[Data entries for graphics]

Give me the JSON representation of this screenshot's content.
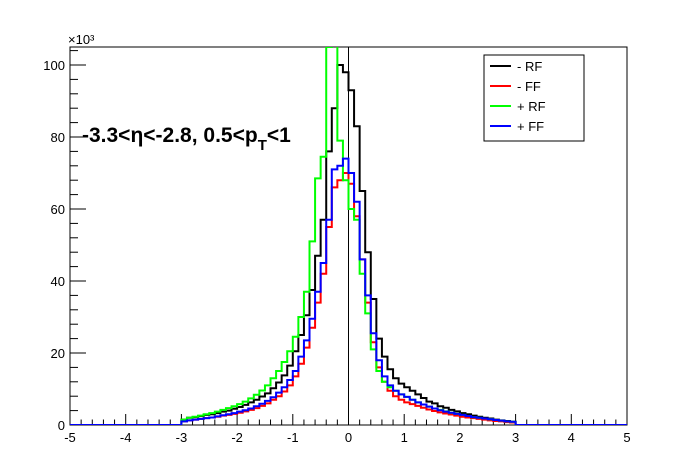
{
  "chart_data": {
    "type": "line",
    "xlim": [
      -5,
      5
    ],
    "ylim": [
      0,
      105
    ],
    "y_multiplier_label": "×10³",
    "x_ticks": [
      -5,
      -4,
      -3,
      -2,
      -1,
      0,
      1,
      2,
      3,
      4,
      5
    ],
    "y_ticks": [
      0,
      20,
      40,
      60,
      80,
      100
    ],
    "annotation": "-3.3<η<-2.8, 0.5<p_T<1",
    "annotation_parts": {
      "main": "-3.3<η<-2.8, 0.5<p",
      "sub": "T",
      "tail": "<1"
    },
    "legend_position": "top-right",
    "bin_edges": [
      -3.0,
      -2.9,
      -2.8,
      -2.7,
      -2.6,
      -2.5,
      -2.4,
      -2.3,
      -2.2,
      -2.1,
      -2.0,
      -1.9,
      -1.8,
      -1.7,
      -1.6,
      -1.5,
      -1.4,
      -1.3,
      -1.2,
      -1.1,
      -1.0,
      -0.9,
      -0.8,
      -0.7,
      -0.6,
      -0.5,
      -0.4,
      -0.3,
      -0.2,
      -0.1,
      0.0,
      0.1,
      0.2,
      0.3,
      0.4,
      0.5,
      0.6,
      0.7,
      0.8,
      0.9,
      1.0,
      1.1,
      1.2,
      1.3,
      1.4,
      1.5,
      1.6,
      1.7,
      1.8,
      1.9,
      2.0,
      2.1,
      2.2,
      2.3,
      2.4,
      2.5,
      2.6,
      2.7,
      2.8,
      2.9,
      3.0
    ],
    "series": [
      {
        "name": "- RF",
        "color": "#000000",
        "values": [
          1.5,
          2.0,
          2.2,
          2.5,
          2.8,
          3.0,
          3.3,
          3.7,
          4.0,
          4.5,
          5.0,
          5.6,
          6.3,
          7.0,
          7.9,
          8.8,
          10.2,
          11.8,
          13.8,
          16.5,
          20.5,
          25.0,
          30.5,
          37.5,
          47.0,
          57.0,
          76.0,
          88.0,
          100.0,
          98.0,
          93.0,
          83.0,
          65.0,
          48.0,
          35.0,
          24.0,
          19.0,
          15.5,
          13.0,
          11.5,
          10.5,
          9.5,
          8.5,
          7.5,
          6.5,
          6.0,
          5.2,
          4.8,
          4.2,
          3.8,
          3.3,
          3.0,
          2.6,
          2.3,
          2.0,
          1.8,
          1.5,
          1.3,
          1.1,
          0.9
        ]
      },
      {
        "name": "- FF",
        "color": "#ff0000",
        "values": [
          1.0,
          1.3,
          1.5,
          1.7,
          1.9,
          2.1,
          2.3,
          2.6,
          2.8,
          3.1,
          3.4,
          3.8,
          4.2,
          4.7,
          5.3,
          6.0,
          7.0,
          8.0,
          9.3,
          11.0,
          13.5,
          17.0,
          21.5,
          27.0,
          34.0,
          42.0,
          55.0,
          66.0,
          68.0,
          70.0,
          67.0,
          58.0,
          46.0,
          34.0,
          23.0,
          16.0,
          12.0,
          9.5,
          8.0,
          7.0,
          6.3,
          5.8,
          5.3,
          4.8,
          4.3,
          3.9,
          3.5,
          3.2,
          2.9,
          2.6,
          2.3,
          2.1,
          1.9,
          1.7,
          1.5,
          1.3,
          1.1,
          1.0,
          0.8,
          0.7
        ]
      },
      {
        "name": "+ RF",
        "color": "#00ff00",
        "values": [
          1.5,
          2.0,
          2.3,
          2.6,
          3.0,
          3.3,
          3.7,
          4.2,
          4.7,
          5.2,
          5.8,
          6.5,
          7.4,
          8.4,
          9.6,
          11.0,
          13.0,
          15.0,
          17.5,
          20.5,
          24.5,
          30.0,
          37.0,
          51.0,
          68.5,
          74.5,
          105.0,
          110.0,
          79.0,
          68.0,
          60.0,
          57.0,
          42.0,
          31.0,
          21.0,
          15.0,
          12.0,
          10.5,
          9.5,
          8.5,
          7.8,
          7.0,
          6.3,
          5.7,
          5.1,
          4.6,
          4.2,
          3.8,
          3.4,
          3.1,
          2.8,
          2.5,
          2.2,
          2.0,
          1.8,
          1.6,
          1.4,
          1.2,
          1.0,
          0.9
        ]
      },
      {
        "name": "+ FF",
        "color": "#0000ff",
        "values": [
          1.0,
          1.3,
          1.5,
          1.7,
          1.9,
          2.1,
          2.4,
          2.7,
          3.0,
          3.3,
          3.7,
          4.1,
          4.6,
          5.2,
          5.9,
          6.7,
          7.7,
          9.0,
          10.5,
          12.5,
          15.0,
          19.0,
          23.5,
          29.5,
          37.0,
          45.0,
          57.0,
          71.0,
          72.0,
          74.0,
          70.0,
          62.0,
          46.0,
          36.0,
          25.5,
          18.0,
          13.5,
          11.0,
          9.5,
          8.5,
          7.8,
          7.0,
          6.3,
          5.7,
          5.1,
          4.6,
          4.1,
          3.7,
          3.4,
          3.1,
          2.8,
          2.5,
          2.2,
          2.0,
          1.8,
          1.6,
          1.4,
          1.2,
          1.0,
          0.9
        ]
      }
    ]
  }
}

* * *

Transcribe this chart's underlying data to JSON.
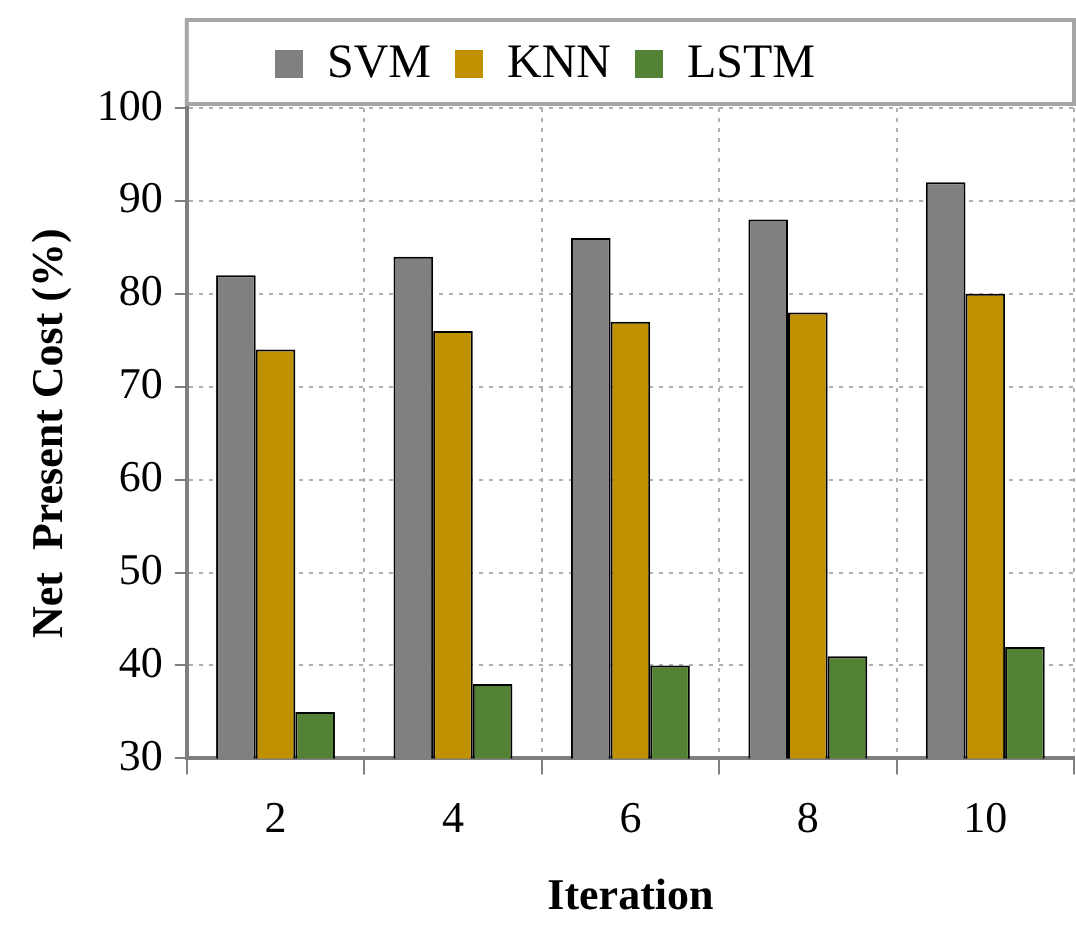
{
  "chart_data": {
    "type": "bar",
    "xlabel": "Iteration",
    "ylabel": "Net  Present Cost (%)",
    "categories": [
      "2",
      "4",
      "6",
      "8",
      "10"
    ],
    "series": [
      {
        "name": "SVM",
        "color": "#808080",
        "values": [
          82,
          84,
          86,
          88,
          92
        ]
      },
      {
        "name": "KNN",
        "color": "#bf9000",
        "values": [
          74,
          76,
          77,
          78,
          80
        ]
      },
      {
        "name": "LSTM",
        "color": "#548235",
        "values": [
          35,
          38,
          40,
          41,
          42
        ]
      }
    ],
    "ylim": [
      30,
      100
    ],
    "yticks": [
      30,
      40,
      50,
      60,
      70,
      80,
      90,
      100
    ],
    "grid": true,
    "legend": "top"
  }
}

◆ **Exercise directions**: Tally how many lines of the data include the word "JSON". Write the number and nothing else.

◆ **Correct response**: 2